**Rows from a dataset**
_ _ _ _ _
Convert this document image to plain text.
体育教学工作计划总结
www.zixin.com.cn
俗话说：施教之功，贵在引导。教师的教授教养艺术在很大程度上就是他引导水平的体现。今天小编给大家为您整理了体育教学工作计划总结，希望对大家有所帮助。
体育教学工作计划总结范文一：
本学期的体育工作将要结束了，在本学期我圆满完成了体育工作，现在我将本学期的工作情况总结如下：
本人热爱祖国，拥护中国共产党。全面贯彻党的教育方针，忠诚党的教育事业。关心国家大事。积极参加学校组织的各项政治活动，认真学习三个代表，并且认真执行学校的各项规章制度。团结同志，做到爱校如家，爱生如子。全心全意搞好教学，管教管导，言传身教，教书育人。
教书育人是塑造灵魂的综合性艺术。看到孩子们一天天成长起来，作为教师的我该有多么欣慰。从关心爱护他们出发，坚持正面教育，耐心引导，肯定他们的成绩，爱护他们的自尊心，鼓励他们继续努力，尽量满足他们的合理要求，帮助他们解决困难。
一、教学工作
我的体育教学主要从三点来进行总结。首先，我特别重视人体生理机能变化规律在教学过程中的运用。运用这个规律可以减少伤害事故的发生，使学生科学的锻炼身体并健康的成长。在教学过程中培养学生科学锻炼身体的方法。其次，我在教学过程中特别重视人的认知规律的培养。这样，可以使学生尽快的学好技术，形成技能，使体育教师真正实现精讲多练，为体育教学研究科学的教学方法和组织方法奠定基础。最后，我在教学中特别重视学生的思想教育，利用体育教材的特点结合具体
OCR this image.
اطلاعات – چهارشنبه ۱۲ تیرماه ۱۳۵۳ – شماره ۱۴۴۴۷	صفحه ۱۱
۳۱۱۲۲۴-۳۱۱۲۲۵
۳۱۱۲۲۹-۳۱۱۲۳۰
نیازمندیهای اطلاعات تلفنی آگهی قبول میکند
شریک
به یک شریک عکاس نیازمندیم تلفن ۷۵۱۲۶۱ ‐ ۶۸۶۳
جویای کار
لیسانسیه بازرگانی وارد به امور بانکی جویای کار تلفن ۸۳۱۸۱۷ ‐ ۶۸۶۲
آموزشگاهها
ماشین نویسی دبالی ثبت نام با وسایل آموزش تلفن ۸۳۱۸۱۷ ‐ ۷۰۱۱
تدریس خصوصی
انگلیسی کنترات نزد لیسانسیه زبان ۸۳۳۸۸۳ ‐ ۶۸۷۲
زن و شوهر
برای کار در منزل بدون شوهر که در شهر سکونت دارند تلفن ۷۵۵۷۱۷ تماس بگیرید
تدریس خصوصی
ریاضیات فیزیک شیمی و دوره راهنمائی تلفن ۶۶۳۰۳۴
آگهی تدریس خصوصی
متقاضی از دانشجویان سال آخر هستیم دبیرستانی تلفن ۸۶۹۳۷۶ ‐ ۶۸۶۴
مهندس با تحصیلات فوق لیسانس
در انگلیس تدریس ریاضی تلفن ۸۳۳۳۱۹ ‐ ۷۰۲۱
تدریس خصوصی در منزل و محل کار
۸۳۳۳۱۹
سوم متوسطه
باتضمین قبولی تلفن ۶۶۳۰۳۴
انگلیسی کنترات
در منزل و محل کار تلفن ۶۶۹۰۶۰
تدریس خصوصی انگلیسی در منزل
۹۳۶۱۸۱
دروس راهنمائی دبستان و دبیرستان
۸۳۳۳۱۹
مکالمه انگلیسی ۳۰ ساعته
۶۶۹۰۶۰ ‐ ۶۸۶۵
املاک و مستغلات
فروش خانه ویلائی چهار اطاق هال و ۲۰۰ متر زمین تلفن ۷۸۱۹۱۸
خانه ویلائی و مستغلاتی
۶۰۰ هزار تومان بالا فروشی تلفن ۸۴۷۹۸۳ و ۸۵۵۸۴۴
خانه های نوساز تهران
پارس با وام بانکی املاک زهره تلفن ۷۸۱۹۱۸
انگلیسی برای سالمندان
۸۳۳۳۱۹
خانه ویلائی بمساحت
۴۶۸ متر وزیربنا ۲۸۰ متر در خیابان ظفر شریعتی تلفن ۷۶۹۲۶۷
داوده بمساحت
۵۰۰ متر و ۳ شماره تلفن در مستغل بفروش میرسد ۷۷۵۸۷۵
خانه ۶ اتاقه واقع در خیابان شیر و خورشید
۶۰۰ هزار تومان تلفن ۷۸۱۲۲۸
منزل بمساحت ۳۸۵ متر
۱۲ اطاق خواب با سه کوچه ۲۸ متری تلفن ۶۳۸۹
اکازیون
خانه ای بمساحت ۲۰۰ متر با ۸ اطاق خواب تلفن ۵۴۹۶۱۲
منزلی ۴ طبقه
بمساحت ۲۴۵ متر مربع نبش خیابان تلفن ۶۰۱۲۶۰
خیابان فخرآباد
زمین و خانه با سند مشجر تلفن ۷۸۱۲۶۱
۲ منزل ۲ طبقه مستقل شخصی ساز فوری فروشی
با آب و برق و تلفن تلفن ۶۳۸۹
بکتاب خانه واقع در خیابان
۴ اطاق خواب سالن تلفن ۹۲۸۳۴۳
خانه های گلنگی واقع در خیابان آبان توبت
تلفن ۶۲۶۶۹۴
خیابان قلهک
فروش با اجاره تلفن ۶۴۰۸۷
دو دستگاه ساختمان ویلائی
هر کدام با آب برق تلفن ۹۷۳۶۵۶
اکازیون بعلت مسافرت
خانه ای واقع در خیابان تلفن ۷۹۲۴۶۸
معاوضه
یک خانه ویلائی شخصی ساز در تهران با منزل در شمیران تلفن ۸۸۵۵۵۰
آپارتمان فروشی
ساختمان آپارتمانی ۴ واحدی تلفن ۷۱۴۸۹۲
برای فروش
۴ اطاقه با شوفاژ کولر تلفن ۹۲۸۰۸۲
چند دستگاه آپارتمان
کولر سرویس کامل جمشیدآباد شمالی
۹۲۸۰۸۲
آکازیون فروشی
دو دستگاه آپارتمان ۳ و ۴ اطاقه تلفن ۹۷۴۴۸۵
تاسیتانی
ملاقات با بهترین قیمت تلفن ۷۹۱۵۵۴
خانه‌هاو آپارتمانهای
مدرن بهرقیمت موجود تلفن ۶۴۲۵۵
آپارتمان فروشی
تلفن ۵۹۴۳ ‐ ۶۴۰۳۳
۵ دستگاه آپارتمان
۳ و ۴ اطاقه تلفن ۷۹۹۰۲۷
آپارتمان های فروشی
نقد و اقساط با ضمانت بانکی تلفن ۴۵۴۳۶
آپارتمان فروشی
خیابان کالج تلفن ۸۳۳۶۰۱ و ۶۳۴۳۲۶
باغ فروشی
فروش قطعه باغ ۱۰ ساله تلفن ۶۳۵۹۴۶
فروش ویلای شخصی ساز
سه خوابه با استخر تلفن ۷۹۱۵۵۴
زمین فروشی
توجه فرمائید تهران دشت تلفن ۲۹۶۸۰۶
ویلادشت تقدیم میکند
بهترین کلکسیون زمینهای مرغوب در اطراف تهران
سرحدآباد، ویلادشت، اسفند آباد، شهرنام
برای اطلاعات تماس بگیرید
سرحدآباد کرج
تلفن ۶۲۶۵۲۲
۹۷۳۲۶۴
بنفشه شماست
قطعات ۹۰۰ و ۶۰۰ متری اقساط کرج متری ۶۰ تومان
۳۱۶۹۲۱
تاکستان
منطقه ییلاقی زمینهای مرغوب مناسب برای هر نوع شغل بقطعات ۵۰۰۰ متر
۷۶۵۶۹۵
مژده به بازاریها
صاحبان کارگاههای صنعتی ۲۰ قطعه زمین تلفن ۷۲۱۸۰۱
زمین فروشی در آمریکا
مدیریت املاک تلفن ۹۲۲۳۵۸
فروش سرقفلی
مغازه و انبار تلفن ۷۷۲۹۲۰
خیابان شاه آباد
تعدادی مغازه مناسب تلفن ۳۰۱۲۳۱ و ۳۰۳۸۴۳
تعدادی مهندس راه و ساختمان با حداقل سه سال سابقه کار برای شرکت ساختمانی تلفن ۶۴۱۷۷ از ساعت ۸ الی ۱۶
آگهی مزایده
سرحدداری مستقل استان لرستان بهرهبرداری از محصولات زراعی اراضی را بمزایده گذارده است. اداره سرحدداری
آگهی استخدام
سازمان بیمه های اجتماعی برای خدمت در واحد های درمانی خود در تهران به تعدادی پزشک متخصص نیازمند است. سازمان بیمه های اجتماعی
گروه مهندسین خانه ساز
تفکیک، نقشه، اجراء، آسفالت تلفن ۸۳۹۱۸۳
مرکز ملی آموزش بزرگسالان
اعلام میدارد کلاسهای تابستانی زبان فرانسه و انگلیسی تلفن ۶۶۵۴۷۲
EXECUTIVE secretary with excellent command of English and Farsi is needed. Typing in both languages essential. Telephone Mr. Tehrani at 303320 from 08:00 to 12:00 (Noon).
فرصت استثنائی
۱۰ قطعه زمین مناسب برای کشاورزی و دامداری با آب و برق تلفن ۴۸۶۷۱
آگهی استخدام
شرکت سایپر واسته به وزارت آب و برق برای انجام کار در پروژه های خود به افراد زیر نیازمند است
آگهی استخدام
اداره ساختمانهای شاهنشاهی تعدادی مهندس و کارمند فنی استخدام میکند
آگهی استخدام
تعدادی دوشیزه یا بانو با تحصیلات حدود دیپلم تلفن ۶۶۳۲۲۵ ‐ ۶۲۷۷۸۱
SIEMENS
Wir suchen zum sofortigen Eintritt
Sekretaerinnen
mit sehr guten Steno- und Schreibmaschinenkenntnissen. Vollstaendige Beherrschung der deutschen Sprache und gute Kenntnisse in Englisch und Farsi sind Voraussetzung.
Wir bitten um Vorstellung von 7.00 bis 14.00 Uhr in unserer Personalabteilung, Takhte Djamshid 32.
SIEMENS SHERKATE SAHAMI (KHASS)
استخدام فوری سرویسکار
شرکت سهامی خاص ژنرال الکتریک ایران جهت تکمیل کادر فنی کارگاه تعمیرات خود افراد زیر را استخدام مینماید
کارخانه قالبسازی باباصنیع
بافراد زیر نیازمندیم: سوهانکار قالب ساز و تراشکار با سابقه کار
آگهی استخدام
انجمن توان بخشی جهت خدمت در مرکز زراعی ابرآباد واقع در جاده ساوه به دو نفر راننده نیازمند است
_ _ _ _ _
**Exercise directions**
Report how many lines in the data include the word "خدمت", and give nothing but the count.

**Task result**
2